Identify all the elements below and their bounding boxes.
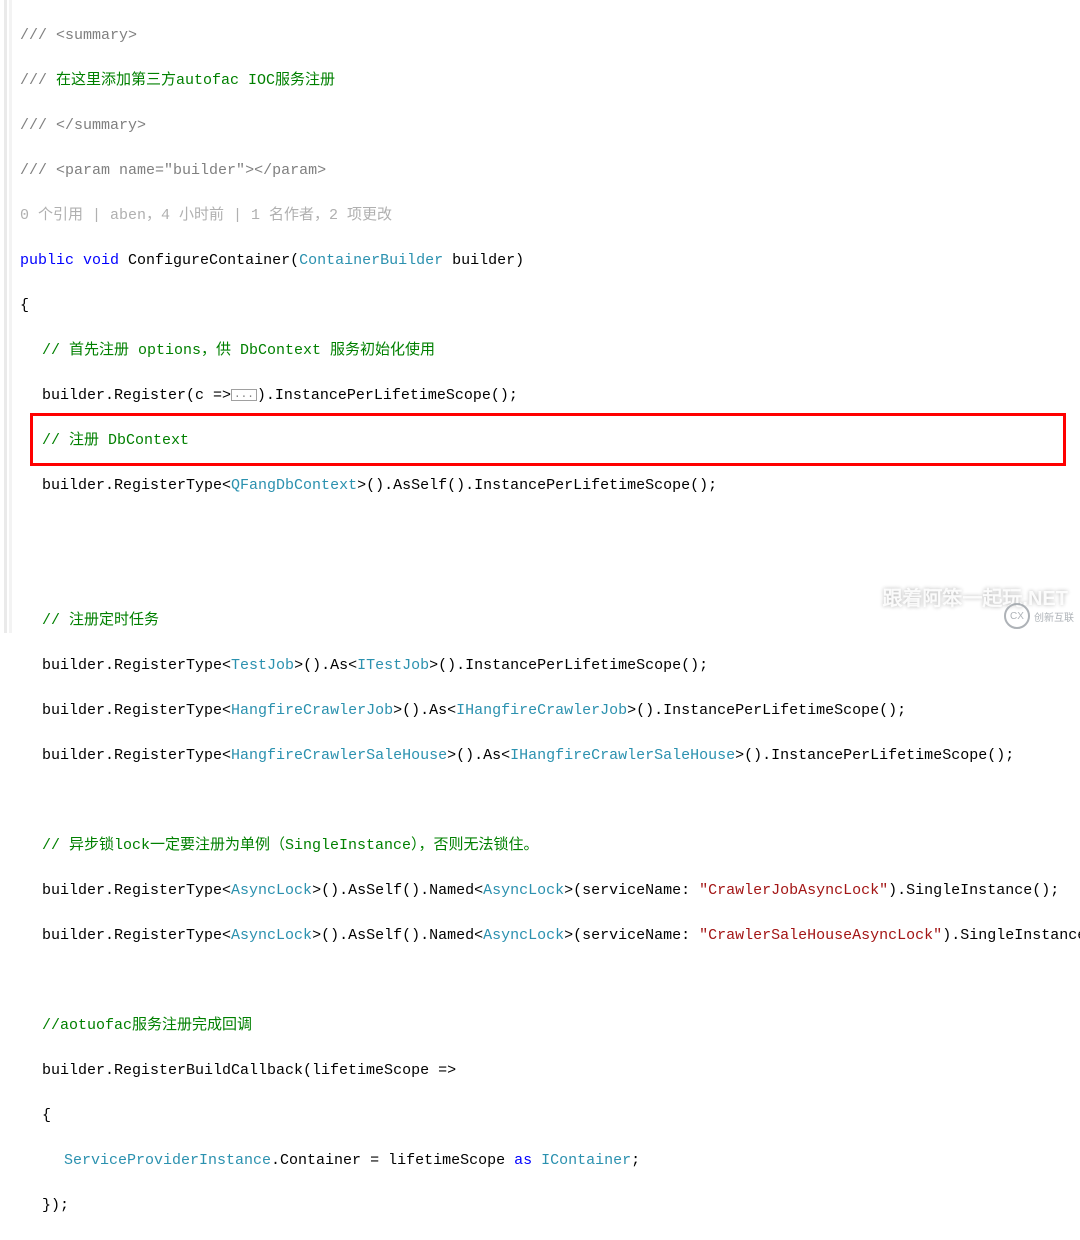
--
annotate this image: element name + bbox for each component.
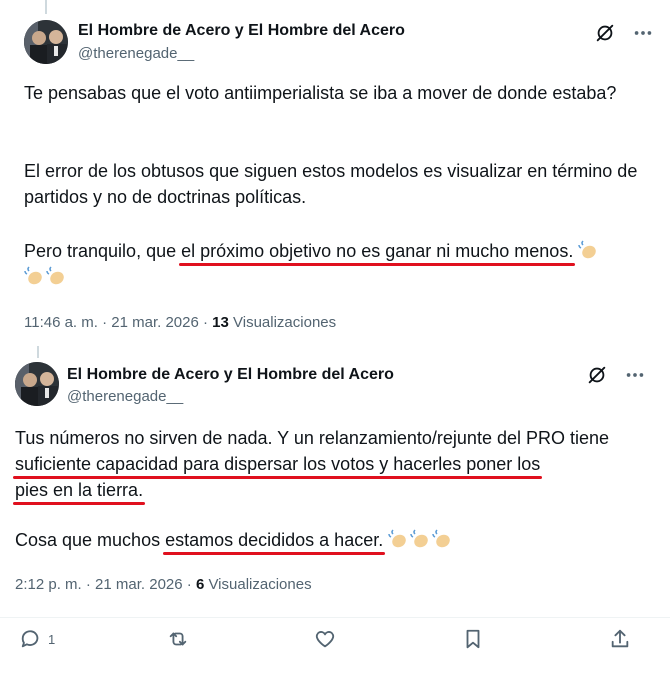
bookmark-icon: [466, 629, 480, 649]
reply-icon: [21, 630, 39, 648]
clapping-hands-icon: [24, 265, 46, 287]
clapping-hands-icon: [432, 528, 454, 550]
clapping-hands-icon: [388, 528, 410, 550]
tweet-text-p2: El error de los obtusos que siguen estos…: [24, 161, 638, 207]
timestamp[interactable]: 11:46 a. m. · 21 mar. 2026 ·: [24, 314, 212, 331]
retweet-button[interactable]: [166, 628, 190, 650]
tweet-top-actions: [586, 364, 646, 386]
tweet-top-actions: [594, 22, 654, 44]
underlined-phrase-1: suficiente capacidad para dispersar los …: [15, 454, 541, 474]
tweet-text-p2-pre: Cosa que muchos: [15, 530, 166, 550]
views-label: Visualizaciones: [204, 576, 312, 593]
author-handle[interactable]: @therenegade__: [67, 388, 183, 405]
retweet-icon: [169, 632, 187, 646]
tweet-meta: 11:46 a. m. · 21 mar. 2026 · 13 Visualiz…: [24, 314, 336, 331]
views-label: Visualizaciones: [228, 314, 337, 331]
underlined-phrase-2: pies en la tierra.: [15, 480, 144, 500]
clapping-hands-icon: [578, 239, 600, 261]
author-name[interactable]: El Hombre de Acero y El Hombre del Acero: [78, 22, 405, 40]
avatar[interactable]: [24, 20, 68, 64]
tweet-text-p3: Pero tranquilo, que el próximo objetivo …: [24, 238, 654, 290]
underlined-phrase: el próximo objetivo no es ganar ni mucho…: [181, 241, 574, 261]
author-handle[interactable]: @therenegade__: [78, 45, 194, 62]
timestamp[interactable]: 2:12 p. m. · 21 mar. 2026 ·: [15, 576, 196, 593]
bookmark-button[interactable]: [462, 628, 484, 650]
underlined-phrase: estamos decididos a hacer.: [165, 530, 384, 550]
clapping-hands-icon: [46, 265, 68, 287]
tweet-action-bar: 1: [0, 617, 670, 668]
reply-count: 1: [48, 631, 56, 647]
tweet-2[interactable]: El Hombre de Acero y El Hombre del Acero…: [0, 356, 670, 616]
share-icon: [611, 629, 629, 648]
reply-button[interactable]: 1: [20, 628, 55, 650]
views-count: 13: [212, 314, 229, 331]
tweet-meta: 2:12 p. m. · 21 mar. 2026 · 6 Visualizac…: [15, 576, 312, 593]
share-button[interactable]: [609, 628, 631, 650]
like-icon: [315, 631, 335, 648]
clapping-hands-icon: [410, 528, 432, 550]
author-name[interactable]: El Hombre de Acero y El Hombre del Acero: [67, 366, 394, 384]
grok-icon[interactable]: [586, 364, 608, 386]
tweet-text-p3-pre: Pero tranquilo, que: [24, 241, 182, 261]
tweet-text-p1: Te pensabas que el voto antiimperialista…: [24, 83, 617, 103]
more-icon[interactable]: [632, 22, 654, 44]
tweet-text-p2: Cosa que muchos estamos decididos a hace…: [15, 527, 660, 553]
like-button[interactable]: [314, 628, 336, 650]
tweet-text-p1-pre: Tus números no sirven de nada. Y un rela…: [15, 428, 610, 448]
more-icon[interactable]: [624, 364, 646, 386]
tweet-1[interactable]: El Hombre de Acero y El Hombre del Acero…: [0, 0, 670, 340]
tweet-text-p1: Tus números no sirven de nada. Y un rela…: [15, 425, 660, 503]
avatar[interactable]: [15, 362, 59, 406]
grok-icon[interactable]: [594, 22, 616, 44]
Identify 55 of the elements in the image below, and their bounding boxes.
==
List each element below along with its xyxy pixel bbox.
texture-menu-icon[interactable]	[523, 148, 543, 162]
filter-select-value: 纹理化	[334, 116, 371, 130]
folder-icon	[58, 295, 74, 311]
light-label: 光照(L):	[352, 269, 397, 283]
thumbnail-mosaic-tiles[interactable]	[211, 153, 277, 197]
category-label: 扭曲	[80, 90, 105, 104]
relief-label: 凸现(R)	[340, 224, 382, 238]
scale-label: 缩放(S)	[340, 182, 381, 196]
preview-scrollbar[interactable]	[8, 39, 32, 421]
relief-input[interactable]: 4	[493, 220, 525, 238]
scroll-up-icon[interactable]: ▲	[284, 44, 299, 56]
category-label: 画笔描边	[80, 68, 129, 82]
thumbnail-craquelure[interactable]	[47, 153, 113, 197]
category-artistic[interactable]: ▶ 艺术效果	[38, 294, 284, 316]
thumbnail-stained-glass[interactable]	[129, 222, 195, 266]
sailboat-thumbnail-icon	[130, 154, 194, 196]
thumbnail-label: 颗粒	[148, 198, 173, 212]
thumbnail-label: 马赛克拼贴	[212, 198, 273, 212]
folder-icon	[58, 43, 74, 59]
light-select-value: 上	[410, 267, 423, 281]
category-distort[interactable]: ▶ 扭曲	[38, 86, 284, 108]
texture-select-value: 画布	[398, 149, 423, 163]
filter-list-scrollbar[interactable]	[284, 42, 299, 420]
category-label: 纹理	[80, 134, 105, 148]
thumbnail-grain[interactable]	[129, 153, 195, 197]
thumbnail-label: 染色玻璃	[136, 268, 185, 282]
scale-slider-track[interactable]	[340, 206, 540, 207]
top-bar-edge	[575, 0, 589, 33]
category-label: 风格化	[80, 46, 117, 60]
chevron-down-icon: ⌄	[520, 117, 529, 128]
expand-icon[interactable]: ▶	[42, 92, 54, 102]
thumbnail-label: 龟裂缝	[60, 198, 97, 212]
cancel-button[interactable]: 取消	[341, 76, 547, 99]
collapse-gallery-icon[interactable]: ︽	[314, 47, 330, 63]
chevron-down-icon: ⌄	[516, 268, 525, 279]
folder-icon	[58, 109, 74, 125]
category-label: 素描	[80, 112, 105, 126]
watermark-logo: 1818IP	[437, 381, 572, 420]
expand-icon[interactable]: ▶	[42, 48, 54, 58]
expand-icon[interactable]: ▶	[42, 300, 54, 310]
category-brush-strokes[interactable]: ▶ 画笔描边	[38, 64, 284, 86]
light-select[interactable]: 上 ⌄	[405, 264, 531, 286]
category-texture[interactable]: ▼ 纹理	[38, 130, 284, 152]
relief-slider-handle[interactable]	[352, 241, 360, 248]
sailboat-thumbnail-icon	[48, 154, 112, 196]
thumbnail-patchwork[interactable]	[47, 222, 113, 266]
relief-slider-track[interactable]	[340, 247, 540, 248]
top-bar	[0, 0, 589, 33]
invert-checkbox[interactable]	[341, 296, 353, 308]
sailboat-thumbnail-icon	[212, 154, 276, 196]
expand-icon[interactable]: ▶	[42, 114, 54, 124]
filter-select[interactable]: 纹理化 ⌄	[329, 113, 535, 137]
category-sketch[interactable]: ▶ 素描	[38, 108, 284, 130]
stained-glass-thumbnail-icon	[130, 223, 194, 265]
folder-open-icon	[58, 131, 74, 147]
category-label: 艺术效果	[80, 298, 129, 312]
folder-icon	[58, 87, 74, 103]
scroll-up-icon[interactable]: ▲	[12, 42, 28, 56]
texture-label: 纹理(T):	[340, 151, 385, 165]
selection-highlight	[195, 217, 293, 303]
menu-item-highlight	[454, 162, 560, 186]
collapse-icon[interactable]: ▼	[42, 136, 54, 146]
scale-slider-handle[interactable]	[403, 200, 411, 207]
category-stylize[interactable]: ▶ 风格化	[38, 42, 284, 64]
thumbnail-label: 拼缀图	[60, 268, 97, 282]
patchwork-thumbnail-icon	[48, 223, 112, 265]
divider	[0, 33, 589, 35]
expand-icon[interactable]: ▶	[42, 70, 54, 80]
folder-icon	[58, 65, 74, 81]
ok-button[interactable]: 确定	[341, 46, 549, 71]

● WHAT IS REQUIRED:
Transcribe the items exactly, starting at the line containing "annotate this image: element" and ending at the line containing "tweet-text-p3: Pero tranquilo, que", with both of those lines included. Leave the pictures out of your answer.

● WRITTEN RESPONSE:
annotate this image: element name + bbox for each component.
bookmark-icon: [466, 629, 480, 649]
reply-icon: [21, 630, 39, 648]
clapping-hands-icon: [24, 265, 46, 287]
clapping-hands-icon: [432, 528, 454, 550]
clapping-hands-icon: [388, 528, 410, 550]
tweet-text-p2: El error de los obtusos que siguen estos…: [24, 161, 638, 207]
timestamp[interactable]: 11:46 a. m. · 21 mar. 2026 ·: [24, 314, 212, 331]
retweet-button[interactable]: [166, 628, 190, 650]
tweet-top-actions: [586, 364, 646, 386]
tweet-top-actions: [594, 22, 654, 44]
underlined-phrase-1: suficiente capacidad para dispersar los …: [15, 454, 541, 474]
tweet-text-p2-pre: Cosa que muchos: [15, 530, 166, 550]
views-label: Visualizaciones: [204, 576, 312, 593]
author-handle[interactable]: @therenegade__: [67, 388, 183, 405]
retweet-icon: [169, 632, 187, 646]
tweet-meta: 11:46 a. m. · 21 mar. 2026 · 13 Visualiz…: [24, 314, 336, 331]
views-label: Visualizaciones: [228, 314, 337, 331]
underlined-phrase-2: pies en la tierra.: [15, 480, 144, 500]
clapping-hands-icon: [578, 239, 600, 261]
author-name[interactable]: El Hombre de Acero y El Hombre del Acero: [78, 22, 405, 40]
avatar[interactable]: [24, 20, 68, 64]
tweet-text-p3: Pero tranquilo, que el próximo objetivo …: [24, 238, 654, 290]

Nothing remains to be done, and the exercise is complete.